> Task goal
Repeat each line exactly, leaving nothing out.

> Items
--------------------------------------------------

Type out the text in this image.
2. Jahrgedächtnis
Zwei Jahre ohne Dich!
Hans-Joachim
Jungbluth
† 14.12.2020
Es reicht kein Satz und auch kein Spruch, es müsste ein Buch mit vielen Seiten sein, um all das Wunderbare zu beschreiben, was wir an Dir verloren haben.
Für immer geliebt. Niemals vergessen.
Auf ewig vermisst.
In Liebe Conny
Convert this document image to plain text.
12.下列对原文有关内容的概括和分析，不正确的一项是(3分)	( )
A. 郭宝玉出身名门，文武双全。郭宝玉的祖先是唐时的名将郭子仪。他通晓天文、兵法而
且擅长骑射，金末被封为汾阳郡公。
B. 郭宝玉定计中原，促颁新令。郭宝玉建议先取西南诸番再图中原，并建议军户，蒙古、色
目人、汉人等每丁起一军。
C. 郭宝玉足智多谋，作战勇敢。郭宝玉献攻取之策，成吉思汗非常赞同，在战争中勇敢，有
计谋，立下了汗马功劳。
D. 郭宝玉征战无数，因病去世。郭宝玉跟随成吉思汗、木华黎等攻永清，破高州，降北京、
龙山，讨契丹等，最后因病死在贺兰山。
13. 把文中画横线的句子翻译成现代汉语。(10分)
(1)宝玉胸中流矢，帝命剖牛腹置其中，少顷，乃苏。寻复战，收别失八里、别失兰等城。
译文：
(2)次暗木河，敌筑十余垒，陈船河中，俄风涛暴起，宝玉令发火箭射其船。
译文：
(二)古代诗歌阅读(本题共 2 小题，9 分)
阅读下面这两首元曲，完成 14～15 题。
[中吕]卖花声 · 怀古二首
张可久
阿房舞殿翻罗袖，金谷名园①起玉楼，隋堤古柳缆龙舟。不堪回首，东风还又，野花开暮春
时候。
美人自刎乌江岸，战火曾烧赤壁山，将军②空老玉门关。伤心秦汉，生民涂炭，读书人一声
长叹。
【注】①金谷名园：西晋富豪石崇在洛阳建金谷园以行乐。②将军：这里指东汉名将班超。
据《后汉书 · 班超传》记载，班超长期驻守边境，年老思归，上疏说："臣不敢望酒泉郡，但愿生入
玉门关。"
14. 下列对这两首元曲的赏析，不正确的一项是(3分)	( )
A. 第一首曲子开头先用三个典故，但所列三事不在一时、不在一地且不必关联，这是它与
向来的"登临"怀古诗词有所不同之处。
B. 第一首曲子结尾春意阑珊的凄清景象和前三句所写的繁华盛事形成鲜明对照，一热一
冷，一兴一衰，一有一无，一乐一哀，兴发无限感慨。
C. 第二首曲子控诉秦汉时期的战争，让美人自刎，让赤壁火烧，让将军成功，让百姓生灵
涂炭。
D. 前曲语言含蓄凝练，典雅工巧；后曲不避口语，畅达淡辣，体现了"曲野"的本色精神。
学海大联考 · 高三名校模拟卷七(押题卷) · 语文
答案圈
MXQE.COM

--------------------------------------------------

> Expected output
Type out the text in this image.
2. Jahrgedächtnis
Zwei Jahre ohne Dich!
Hans-Joachim
Jungbluth
† 14.12.2020
Es reicht kein Satz und auch kein Spruch, es müsste ein Buch mit vielen Seiten sein, um all das Wunderbare zu beschreiben, was wir an Dir verloren haben.
Für immer geliebt. Niemals vergessen.
Auf ewig vermisst.
In Liebe Conny
Convert this document image to plain text.
12.下列对原文有关内容的概括和分析，不正确的一项是(3分)	( )
A. 郭宝玉出身名门，文武双全。郭宝玉的祖先是唐时的名将郭子仪。他通晓天文、兵法而
且擅长骑射，金末被封为汾阳郡公。
B. 郭宝玉定计中原，促颁新令。郭宝玉建议先取西南诸番再图中原，并建议军户，蒙古、色
目人、汉人等每丁起一军。
C. 郭宝玉足智多谋，作战勇敢。郭宝玉献攻取之策，成吉思汗非常赞同，在战争中勇敢，有
计谋，立下了汗马功劳。
D. 郭宝玉征战无数，因病去世。郭宝玉跟随成吉思汗、木华黎等攻永清，破高州，降北京、
龙山，讨契丹等，最后因病死在贺兰山。
13. 把文中画横线的句子翻译成现代汉语。(10分)
(1)宝玉胸中流矢，帝命剖牛腹置其中，少顷，乃苏。寻复战，收别失八里、别失兰等城。
译文：
(2)次暗木河，敌筑十余垒，陈船河中，俄风涛暴起，宝玉令发火箭射其船。
译文：
(二)古代诗歌阅读(本题共 2 小题，9 分)
阅读下面这两首元曲，完成 14～15 题。
[中吕]卖花声 · 怀古二首
张可久
阿房舞殿翻罗袖，金谷名园①起玉楼，隋堤古柳缆龙舟。不堪回首，东风还又，野花开暮春
时候。
美人自刎乌江岸，战火曾烧赤壁山，将军②空老玉门关。伤心秦汉，生民涂炭，读书人一声
长叹。
【注】①金谷名园：西晋富豪石崇在洛阳建金谷园以行乐。②将军：这里指东汉名将班超。
据《后汉书 · 班超传》记载，班超长期驻守边境，年老思归，上疏说："臣不敢望酒泉郡，但愿生入
玉门关。"
14. 下列对这两首元曲的赏析，不正确的一项是(3分)	( )
A. 第一首曲子开头先用三个典故，但所列三事不在一时、不在一地且不必关联，这是它与
向来的"登临"怀古诗词有所不同之处。
B. 第一首曲子结尾春意阑珊的凄清景象和前三句所写的繁华盛事形成鲜明对照，一热一
冷，一兴一衰，一有一无，一乐一哀，兴发无限感慨。
C. 第二首曲子控诉秦汉时期的战争，让美人自刎，让赤壁火烧，让将军成功，让百姓生灵
涂炭。
D. 前曲语言含蓄凝练，典雅工巧；后曲不避口语，畅达淡辣，体现了"曲野"的本色精神。
学海大联考 · 高三名校模拟卷七(押题卷) · 语文
答案圈
MXQE.COM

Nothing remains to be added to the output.